• [Challenge]: Exclude the pictures, then copy all remaining records exactly.

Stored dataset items
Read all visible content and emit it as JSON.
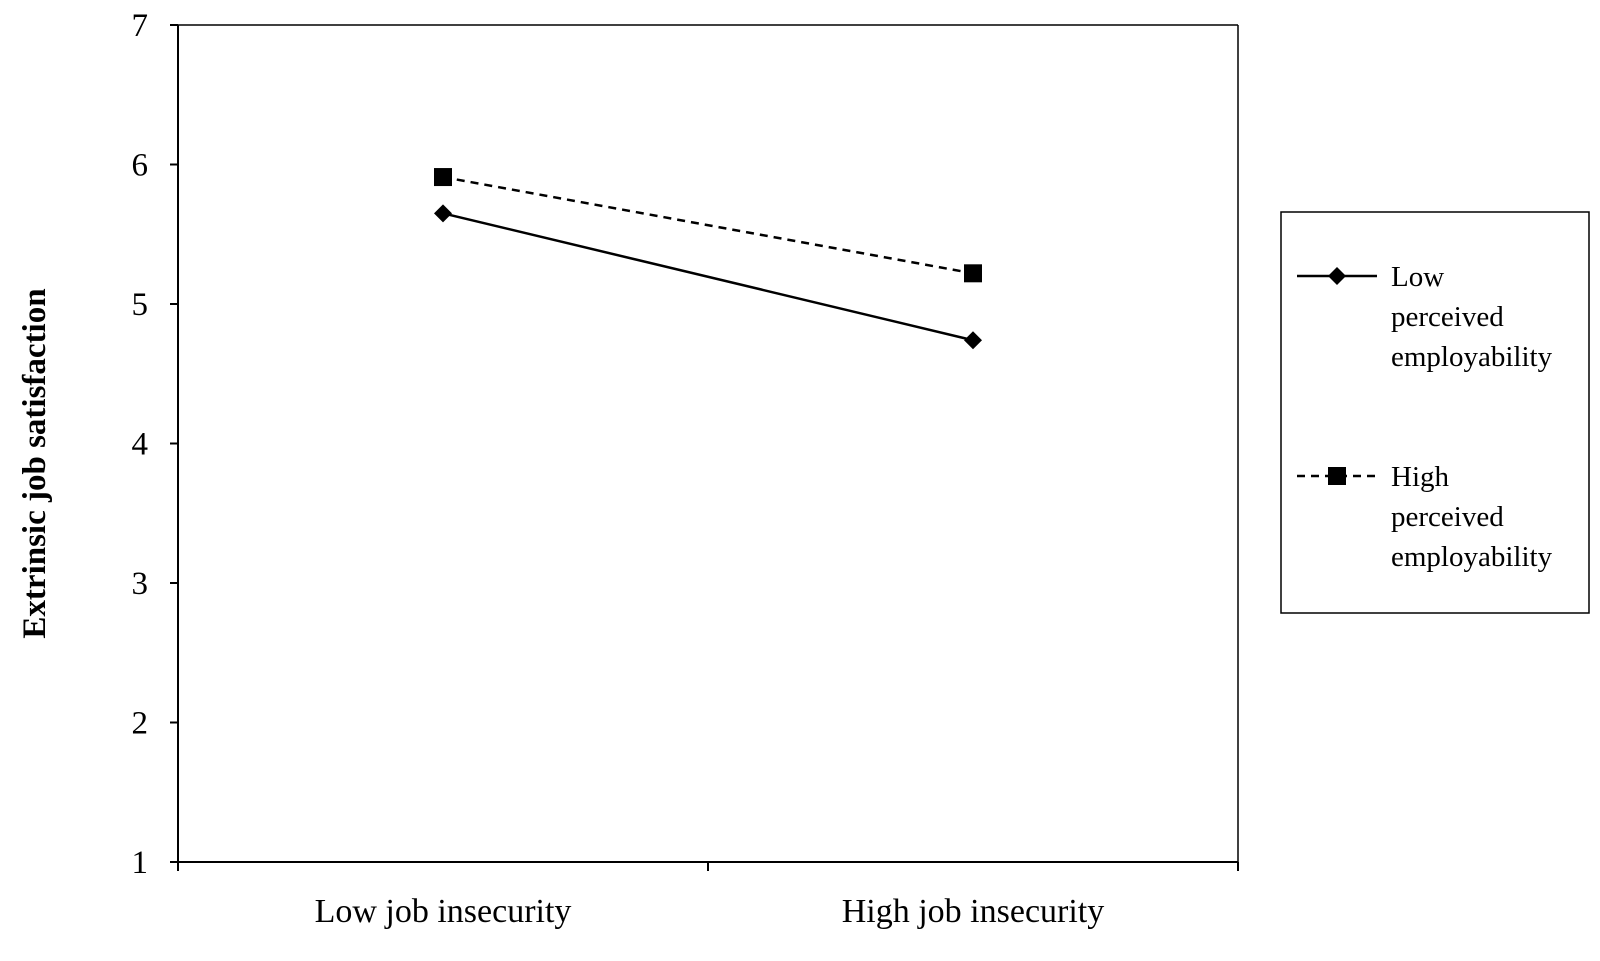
{
  "chart_data": {
    "type": "line",
    "ylabel": "Extrinsic job satisfaction",
    "xlabel": "",
    "categories": [
      "Low job insecurity",
      "High job insecurity"
    ],
    "ylim": [
      1,
      7
    ],
    "yticks": [
      "1",
      "2",
      "3",
      "4",
      "5",
      "6",
      "7"
    ],
    "grid": false,
    "legend_position": "right",
    "series": [
      {
        "name": "Low perceived employability",
        "legend_lines": [
          "Low",
          "perceived",
          "employability"
        ],
        "values": [
          5.65,
          4.74
        ],
        "marker": "diamond",
        "line_style": "solid",
        "color": "#000000"
      },
      {
        "name": "High perceived employability",
        "legend_lines": [
          "High",
          "perceived",
          "employability"
        ],
        "values": [
          5.91,
          5.22
        ],
        "marker": "square",
        "line_style": "dashed",
        "color": "#000000"
      }
    ]
  }
}
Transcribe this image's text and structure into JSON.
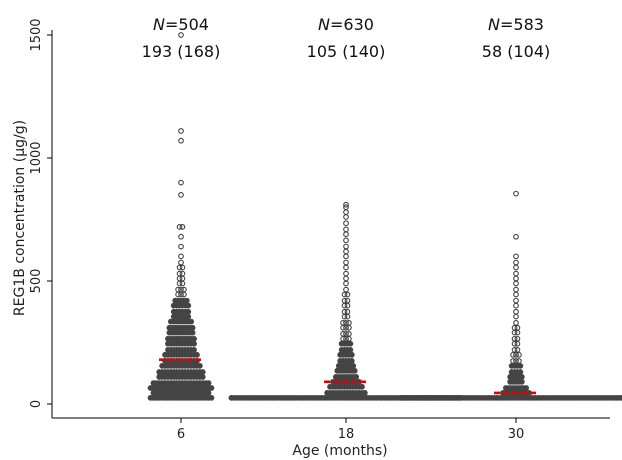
{
  "chart_data": {
    "type": "scatter",
    "title": "",
    "xlabel": "Age (months)",
    "ylabel": "REG1B concentration (µg/g)",
    "ylim": [
      0,
      1500
    ],
    "yticks": [
      0,
      500,
      1000,
      1500
    ],
    "categories": [
      "6",
      "18",
      "30"
    ],
    "groups": [
      {
        "category": "6",
        "n_label": "N=504",
        "n_prefix": "N",
        "n_value": "=504",
        "summary": "193 (168)",
        "median": 180,
        "bins": [
          {
            "y": 25,
            "count": 22
          },
          {
            "y": 45,
            "count": 20
          },
          {
            "y": 65,
            "count": 22
          },
          {
            "y": 85,
            "count": 20
          },
          {
            "y": 110,
            "count": 16
          },
          {
            "y": 130,
            "count": 16
          },
          {
            "y": 155,
            "count": 14
          },
          {
            "y": 175,
            "count": 12
          },
          {
            "y": 200,
            "count": 12
          },
          {
            "y": 220,
            "count": 10
          },
          {
            "y": 245,
            "count": 10
          },
          {
            "y": 265,
            "count": 10
          },
          {
            "y": 290,
            "count": 9
          },
          {
            "y": 310,
            "count": 9
          },
          {
            "y": 335,
            "count": 8
          },
          {
            "y": 355,
            "count": 6
          },
          {
            "y": 375,
            "count": 6
          },
          {
            "y": 400,
            "count": 6
          },
          {
            "y": 420,
            "count": 5
          },
          {
            "y": 445,
            "count": 3
          },
          {
            "y": 465,
            "count": 3
          },
          {
            "y": 490,
            "count": 2
          },
          {
            "y": 510,
            "count": 2
          },
          {
            "y": 530,
            "count": 2
          },
          {
            "y": 555,
            "count": 2
          },
          {
            "y": 575,
            "count": 1
          },
          {
            "y": 600,
            "count": 1
          },
          {
            "y": 640,
            "count": 1
          },
          {
            "y": 680,
            "count": 1
          },
          {
            "y": 720,
            "count": 2
          },
          {
            "y": 850,
            "count": 1
          },
          {
            "y": 900,
            "count": 1
          },
          {
            "y": 1070,
            "count": 1
          },
          {
            "y": 1110,
            "count": 1
          },
          {
            "y": 1500,
            "count": 1
          }
        ]
      },
      {
        "category": "18",
        "n_label": "N=630",
        "n_prefix": "N",
        "n_value": "=630",
        "summary": "105 (140)",
        "median": 90,
        "bins": [
          {
            "y": 25,
            "count": 80
          },
          {
            "y": 45,
            "count": 14
          },
          {
            "y": 70,
            "count": 12
          },
          {
            "y": 90,
            "count": 10
          },
          {
            "y": 110,
            "count": 8
          },
          {
            "y": 135,
            "count": 7
          },
          {
            "y": 155,
            "count": 6
          },
          {
            "y": 175,
            "count": 5
          },
          {
            "y": 200,
            "count": 5
          },
          {
            "y": 220,
            "count": 4
          },
          {
            "y": 245,
            "count": 4
          },
          {
            "y": 265,
            "count": 3
          },
          {
            "y": 285,
            "count": 3
          },
          {
            "y": 310,
            "count": 3
          },
          {
            "y": 330,
            "count": 3
          },
          {
            "y": 355,
            "count": 2
          },
          {
            "y": 375,
            "count": 2
          },
          {
            "y": 400,
            "count": 2
          },
          {
            "y": 420,
            "count": 2
          },
          {
            "y": 445,
            "count": 2
          },
          {
            "y": 465,
            "count": 1
          },
          {
            "y": 490,
            "count": 1
          },
          {
            "y": 510,
            "count": 1
          },
          {
            "y": 530,
            "count": 1
          },
          {
            "y": 555,
            "count": 1
          },
          {
            "y": 575,
            "count": 1
          },
          {
            "y": 600,
            "count": 1
          },
          {
            "y": 620,
            "count": 1
          },
          {
            "y": 640,
            "count": 1
          },
          {
            "y": 665,
            "count": 1
          },
          {
            "y": 690,
            "count": 1
          },
          {
            "y": 710,
            "count": 1
          },
          {
            "y": 735,
            "count": 1
          },
          {
            "y": 760,
            "count": 1
          },
          {
            "y": 780,
            "count": 1
          },
          {
            "y": 800,
            "count": 1
          },
          {
            "y": 810,
            "count": 1
          }
        ]
      },
      {
        "category": "30",
        "n_label": "N=583",
        "n_prefix": "N",
        "n_value": "=583",
        "summary": "58 (104)",
        "median": 45,
        "bins": [
          {
            "y": 25,
            "count": 80
          },
          {
            "y": 45,
            "count": 10
          },
          {
            "y": 65,
            "count": 8
          },
          {
            "y": 90,
            "count": 5
          },
          {
            "y": 110,
            "count": 5
          },
          {
            "y": 130,
            "count": 4
          },
          {
            "y": 155,
            "count": 4
          },
          {
            "y": 175,
            "count": 3
          },
          {
            "y": 200,
            "count": 3
          },
          {
            "y": 220,
            "count": 2
          },
          {
            "y": 245,
            "count": 2
          },
          {
            "y": 265,
            "count": 2
          },
          {
            "y": 290,
            "count": 2
          },
          {
            "y": 310,
            "count": 2
          },
          {
            "y": 330,
            "count": 1
          },
          {
            "y": 355,
            "count": 1
          },
          {
            "y": 375,
            "count": 1
          },
          {
            "y": 400,
            "count": 1
          },
          {
            "y": 420,
            "count": 1
          },
          {
            "y": 445,
            "count": 1
          },
          {
            "y": 465,
            "count": 1
          },
          {
            "y": 490,
            "count": 1
          },
          {
            "y": 510,
            "count": 1
          },
          {
            "y": 530,
            "count": 1
          },
          {
            "y": 555,
            "count": 1
          },
          {
            "y": 575,
            "count": 1
          },
          {
            "y": 600,
            "count": 1
          },
          {
            "y": 680,
            "count": 1
          },
          {
            "y": 855,
            "count": 1
          }
        ]
      }
    ],
    "grid": false,
    "legend": "none",
    "colors": {
      "points": "#404040",
      "median": "#e00000"
    }
  }
}
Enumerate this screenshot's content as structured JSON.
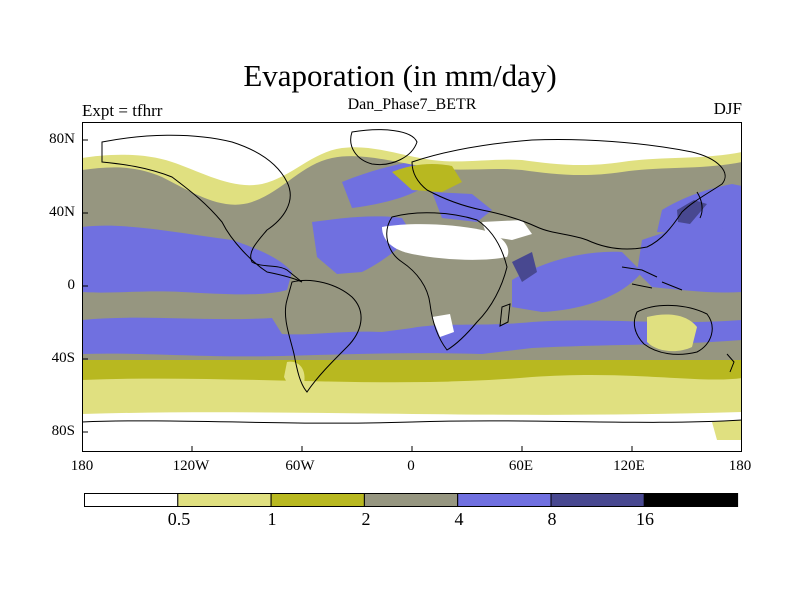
{
  "map": {
    "title": "Evaporation (in mm/day)",
    "subtitle": "Dan_Phase7_BETR",
    "left_label": "Expt = tfhrr",
    "right_label": "DJF",
    "lat_labels": [
      "80N",
      "40N",
      "0",
      "40S",
      "80S"
    ],
    "lon_labels": [
      "180",
      "120W",
      "60W",
      "0",
      "60E",
      "120E",
      "180"
    ]
  },
  "colorbar": {
    "levels": [
      "0.5",
      "1",
      "2",
      "4",
      "8",
      "16"
    ],
    "colors": [
      "#ffffff",
      "#e0e080",
      "#b8b820",
      "#969680",
      "#7070e0",
      "#484890",
      "#000000"
    ]
  }
}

• [Correct response]:
Read all visible content and emit it as JSON.
{
  "chart_data": {
    "type": "line",
    "ylabel": "Extrinsic job satisfaction",
    "xlabel": "",
    "categories": [
      "Low job insecurity",
      "High job insecurity"
    ],
    "ylim": [
      1,
      7
    ],
    "yticks": [
      "1",
      "2",
      "3",
      "4",
      "5",
      "6",
      "7"
    ],
    "grid": false,
    "legend_position": "right",
    "series": [
      {
        "name": "Low perceived employability",
        "legend_lines": [
          "Low",
          "perceived",
          "employability"
        ],
        "values": [
          5.65,
          4.74
        ],
        "marker": "diamond",
        "line_style": "solid",
        "color": "#000000"
      },
      {
        "name": "High perceived employability",
        "legend_lines": [
          "High",
          "perceived",
          "employability"
        ],
        "values": [
          5.91,
          5.22
        ],
        "marker": "square",
        "line_style": "dashed",
        "color": "#000000"
      }
    ]
  }
}
Transcribe this image's text and structure into JSON.
{
  "chart_data": {
    "type": "scatter",
    "title": "",
    "xlabel": "Age (months)",
    "ylabel": "REG1B concentration (µg/g)",
    "ylim": [
      0,
      1500
    ],
    "yticks": [
      0,
      500,
      1000,
      1500
    ],
    "categories": [
      "6",
      "18",
      "30"
    ],
    "groups": [
      {
        "category": "6",
        "n_label": "N=504",
        "n_prefix": "N",
        "n_value": "=504",
        "summary": "193 (168)",
        "median": 180,
        "bins": [
          {
            "y": 25,
            "count": 22
          },
          {
            "y": 45,
            "count": 20
          },
          {
            "y": 65,
            "count": 22
          },
          {
            "y": 85,
            "count": 20
          },
          {
            "y": 110,
            "count": 16
          },
          {
            "y": 130,
            "count": 16
          },
          {
            "y": 155,
            "count": 14
          },
          {
            "y": 175,
            "count": 12
          },
          {
            "y": 200,
            "count": 12
          },
          {
            "y": 220,
            "count": 10
          },
          {
            "y": 245,
            "count": 10
          },
          {
            "y": 265,
            "count": 10
          },
          {
            "y": 290,
            "count": 9
          },
          {
            "y": 310,
            "count": 9
          },
          {
            "y": 335,
            "count": 8
          },
          {
            "y": 355,
            "count": 6
          },
          {
            "y": 375,
            "count": 6
          },
          {
            "y": 400,
            "count": 6
          },
          {
            "y": 420,
            "count": 5
          },
          {
            "y": 445,
            "count": 3
          },
          {
            "y": 465,
            "count": 3
          },
          {
            "y": 490,
            "count": 2
          },
          {
            "y": 510,
            "count": 2
          },
          {
            "y": 530,
            "count": 2
          },
          {
            "y": 555,
            "count": 2
          },
          {
            "y": 575,
            "count": 1
          },
          {
            "y": 600,
            "count": 1
          },
          {
            "y": 640,
            "count": 1
          },
          {
            "y": 680,
            "count": 1
          },
          {
            "y": 720,
            "count": 2
          },
          {
            "y": 850,
            "count": 1
          },
          {
            "y": 900,
            "count": 1
          },
          {
            "y": 1070,
            "count": 1
          },
          {
            "y": 1110,
            "count": 1
          },
          {
            "y": 1500,
            "count": 1
          }
        ]
      },
      {
        "category": "18",
        "n_label": "N=630",
        "n_prefix": "N",
        "n_value": "=630",
        "summary": "105 (140)",
        "median": 90,
        "bins": [
          {
            "y": 25,
            "count": 80
          },
          {
            "y": 45,
            "count": 14
          },
          {
            "y": 70,
            "count": 12
          },
          {
            "y": 90,
            "count": 10
          },
          {
            "y": 110,
            "count": 8
          },
          {
            "y": 135,
            "count": 7
          },
          {
            "y": 155,
            "count": 6
          },
          {
            "y": 175,
            "count": 5
          },
          {
            "y": 200,
            "count": 5
          },
          {
            "y": 220,
            "count": 4
          },
          {
            "y": 245,
            "count": 4
          },
          {
            "y": 265,
            "count": 3
          },
          {
            "y": 285,
            "count": 3
          },
          {
            "y": 310,
            "count": 3
          },
          {
            "y": 330,
            "count": 3
          },
          {
            "y": 355,
            "count": 2
          },
          {
            "y": 375,
            "count": 2
          },
          {
            "y": 400,
            "count": 2
          },
          {
            "y": 420,
            "count": 2
          },
          {
            "y": 445,
            "count": 2
          },
          {
            "y": 465,
            "count": 1
          },
          {
            "y": 490,
            "count": 1
          },
          {
            "y": 510,
            "count": 1
          },
          {
            "y": 530,
            "count": 1
          },
          {
            "y": 555,
            "count": 1
          },
          {
            "y": 575,
            "count": 1
          },
          {
            "y": 600,
            "count": 1
          },
          {
            "y": 620,
            "count": 1
          },
          {
            "y": 640,
            "count": 1
          },
          {
            "y": 665,
            "count": 1
          },
          {
            "y": 690,
            "count": 1
          },
          {
            "y": 710,
            "count": 1
          },
          {
            "y": 735,
            "count": 1
          },
          {
            "y": 760,
            "count": 1
          },
          {
            "y": 780,
            "count": 1
          },
          {
            "y": 800,
            "count": 1
          },
          {
            "y": 810,
            "count": 1
          }
        ]
      },
      {
        "category": "30",
        "n_label": "N=583",
        "n_prefix": "N",
        "n_value": "=583",
        "summary": "58 (104)",
        "median": 45,
        "bins": [
          {
            "y": 25,
            "count": 80
          },
          {
            "y": 45,
            "count": 10
          },
          {
            "y": 65,
            "count": 8
          },
          {
            "y": 90,
            "count": 5
          },
          {
            "y": 110,
            "count": 5
          },
          {
            "y": 130,
            "count": 4
          },
          {
            "y": 155,
            "count": 4
          },
          {
            "y": 175,
            "count": 3
          },
          {
            "y": 200,
            "count": 3
          },
          {
            "y": 220,
            "count": 2
          },
          {
            "y": 245,
            "count": 2
          },
          {
            "y": 265,
            "count": 2
          },
          {
            "y": 290,
            "count": 2
          },
          {
            "y": 310,
            "count": 2
          },
          {
            "y": 330,
            "count": 1
          },
          {
            "y": 355,
            "count": 1
          },
          {
            "y": 375,
            "count": 1
          },
          {
            "y": 400,
            "count": 1
          },
          {
            "y": 420,
            "count": 1
          },
          {
            "y": 445,
            "count": 1
          },
          {
            "y": 465,
            "count": 1
          },
          {
            "y": 490,
            "count": 1
          },
          {
            "y": 510,
            "count": 1
          },
          {
            "y": 530,
            "count": 1
          },
          {
            "y": 555,
            "count": 1
          },
          {
            "y": 575,
            "count": 1
          },
          {
            "y": 600,
            "count": 1
          },
          {
            "y": 680,
            "count": 1
          },
          {
            "y": 855,
            "count": 1
          }
        ]
      }
    ],
    "grid": false,
    "legend": "none",
    "colors": {
      "points": "#404040",
      "median": "#e00000"
    }
  }
}
Enumerate this screenshot's content as structured JSON.
{
  "map": {
    "title": "Evaporation (in mm/day)",
    "subtitle": "Dan_Phase7_BETR",
    "left_label": "Expt = tfhrr",
    "right_label": "DJF",
    "lat_labels": [
      "80N",
      "40N",
      "0",
      "40S",
      "80S"
    ],
    "lon_labels": [
      "180",
      "120W",
      "60W",
      "0",
      "60E",
      "120E",
      "180"
    ]
  },
  "colorbar": {
    "levels": [
      "0.5",
      "1",
      "2",
      "4",
      "8",
      "16"
    ],
    "colors": [
      "#ffffff",
      "#e0e080",
      "#b8b820",
      "#969680",
      "#7070e0",
      "#484890",
      "#000000"
    ]
  }
}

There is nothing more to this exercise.